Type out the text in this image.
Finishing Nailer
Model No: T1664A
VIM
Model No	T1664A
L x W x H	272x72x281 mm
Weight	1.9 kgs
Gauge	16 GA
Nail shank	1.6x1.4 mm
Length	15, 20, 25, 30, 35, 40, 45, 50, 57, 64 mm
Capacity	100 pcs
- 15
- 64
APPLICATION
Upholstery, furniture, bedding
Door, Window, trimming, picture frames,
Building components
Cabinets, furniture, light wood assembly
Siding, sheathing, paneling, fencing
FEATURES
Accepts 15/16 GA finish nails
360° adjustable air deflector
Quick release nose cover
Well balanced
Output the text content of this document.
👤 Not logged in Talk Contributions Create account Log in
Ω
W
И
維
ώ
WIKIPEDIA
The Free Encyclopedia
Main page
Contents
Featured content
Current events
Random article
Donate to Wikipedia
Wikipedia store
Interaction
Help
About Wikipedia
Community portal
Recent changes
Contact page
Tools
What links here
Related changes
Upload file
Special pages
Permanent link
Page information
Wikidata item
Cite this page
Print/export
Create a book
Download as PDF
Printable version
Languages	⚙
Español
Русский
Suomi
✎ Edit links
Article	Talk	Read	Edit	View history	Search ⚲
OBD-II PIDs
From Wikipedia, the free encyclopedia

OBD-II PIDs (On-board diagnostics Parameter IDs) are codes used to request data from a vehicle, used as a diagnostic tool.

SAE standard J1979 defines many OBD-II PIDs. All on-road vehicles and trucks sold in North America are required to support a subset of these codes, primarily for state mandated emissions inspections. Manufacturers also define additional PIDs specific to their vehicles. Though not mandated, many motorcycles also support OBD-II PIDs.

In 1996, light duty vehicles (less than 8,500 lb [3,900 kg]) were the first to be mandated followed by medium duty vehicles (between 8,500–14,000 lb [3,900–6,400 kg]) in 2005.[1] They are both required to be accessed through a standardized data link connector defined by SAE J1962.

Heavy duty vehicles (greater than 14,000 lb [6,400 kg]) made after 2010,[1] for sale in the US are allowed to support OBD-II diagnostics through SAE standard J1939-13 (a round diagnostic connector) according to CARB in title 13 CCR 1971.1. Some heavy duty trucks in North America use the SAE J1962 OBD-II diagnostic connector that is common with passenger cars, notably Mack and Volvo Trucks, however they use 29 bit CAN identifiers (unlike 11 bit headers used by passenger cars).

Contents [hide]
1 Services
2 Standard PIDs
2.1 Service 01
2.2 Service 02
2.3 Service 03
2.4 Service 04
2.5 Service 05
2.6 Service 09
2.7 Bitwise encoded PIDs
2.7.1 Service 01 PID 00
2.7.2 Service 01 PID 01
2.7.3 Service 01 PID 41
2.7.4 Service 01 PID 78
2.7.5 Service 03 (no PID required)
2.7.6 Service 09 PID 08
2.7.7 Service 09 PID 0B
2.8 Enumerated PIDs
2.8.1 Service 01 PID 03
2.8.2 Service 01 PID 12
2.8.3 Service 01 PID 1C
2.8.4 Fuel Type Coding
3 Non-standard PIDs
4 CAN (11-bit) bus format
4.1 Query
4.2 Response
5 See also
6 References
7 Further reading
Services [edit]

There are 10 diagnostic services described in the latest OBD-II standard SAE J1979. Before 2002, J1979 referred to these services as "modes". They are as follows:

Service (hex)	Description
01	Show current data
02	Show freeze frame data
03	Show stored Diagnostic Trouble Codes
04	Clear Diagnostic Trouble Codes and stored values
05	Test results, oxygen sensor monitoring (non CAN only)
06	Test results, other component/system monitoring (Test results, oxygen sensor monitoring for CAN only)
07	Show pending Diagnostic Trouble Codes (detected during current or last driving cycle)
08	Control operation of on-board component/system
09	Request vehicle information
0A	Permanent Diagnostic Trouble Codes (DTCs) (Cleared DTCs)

◆ **WORK TO COMPLETE**
Give an exact copy of all the data shown above.

◆ **WRITTEN ANSWER**
Type out the text in this image.
Finishing Nailer
Model No: T1664A
VIM
Model No	T1664A
L x W x H	272x72x281 mm
Weight	1.9 kgs
Gauge	16 GA
Nail shank	1.6x1.4 mm
Length	15, 20, 25, 30, 35, 40, 45, 50, 57, 64 mm
Capacity	100 pcs
- 15
- 64
APPLICATION
Upholstery, furniture, bedding
Door, Window, trimming, picture frames,
Building components
Cabinets, furniture, light wood assembly
Siding, sheathing, paneling, fencing
FEATURES
Accepts 15/16 GA finish nails
360° adjustable air deflector
Quick release nose cover
Well balanced
Output the text content of this document.
👤 Not logged in Talk Contributions Create account Log in
Ω
W
И
維
ώ
WIKIPEDIA
The Free Encyclopedia
Main page
Contents
Featured content
Current events
Random article
Donate to Wikipedia
Wikipedia store
Interaction
Help
About Wikipedia
Community portal
Recent changes
Contact page
Tools
What links here
Related changes
Upload file
Special pages
Permanent link
Page information
Wikidata item
Cite this page
Print/export
Create a book
Download as PDF
Printable version
Languages	⚙
Español
Русский
Suomi
✎ Edit links
Article	Talk	Read	Edit	View history	Search ⚲
OBD-II PIDs
From Wikipedia, the free encyclopedia

OBD-II PIDs (On-board diagnostics Parameter IDs) are codes used to request data from a vehicle, used as a diagnostic tool.

SAE standard J1979 defines many OBD-II PIDs. All on-road vehicles and trucks sold in North America are required to support a subset of these codes, primarily for state mandated emissions inspections. Manufacturers also define additional PIDs specific to their vehicles. Though not mandated, many motorcycles also support OBD-II PIDs.

In 1996, light duty vehicles (less than 8,500 lb [3,900 kg]) were the first to be mandated followed by medium duty vehicles (between 8,500–14,000 lb [3,900–6,400 kg]) in 2005.[1] They are both required to be accessed through a standardized data link connector defined by SAE J1962.

Heavy duty vehicles (greater than 14,000 lb [6,400 kg]) made after 2010,[1] for sale in the US are allowed to support OBD-II diagnostics through SAE standard J1939-13 (a round diagnostic connector) according to CARB in title 13 CCR 1971.1. Some heavy duty trucks in North America use the SAE J1962 OBD-II diagnostic connector that is common with passenger cars, notably Mack and Volvo Trucks, however they use 29 bit CAN identifiers (unlike 11 bit headers used by passenger cars).

Contents [hide]
1 Services
2 Standard PIDs
2.1 Service 01
2.2 Service 02
2.3 Service 03
2.4 Service 04
2.5 Service 05
2.6 Service 09
2.7 Bitwise encoded PIDs
2.7.1 Service 01 PID 00
2.7.2 Service 01 PID 01
2.7.3 Service 01 PID 41
2.7.4 Service 01 PID 78
2.7.5 Service 03 (no PID required)
2.7.6 Service 09 PID 08
2.7.7 Service 09 PID 0B
2.8 Enumerated PIDs
2.8.1 Service 01 PID 03
2.8.2 Service 01 PID 12
2.8.3 Service 01 PID 1C
2.8.4 Fuel Type Coding
3 Non-standard PIDs
4 CAN (11-bit) bus format
4.1 Query
4.2 Response
5 See also
6 References
7 Further reading
Services [edit]

There are 10 diagnostic services described in the latest OBD-II standard SAE J1979. Before 2002, J1979 referred to these services as "modes". They are as follows:

Service (hex)	Description
01	Show current data
02	Show freeze frame data
03	Show stored Diagnostic Trouble Codes
04	Clear Diagnostic Trouble Codes and stored values
05	Test results, oxygen sensor monitoring (non CAN only)
06	Test results, other component/system monitoring (Test results, oxygen sensor monitoring for CAN only)
07	Show pending Diagnostic Trouble Codes (detected during current or last driving cycle)
08	Control operation of on-board component/system
09	Request vehicle information
0A	Permanent Diagnostic Trouble Codes (DTCs) (Cleared DTCs)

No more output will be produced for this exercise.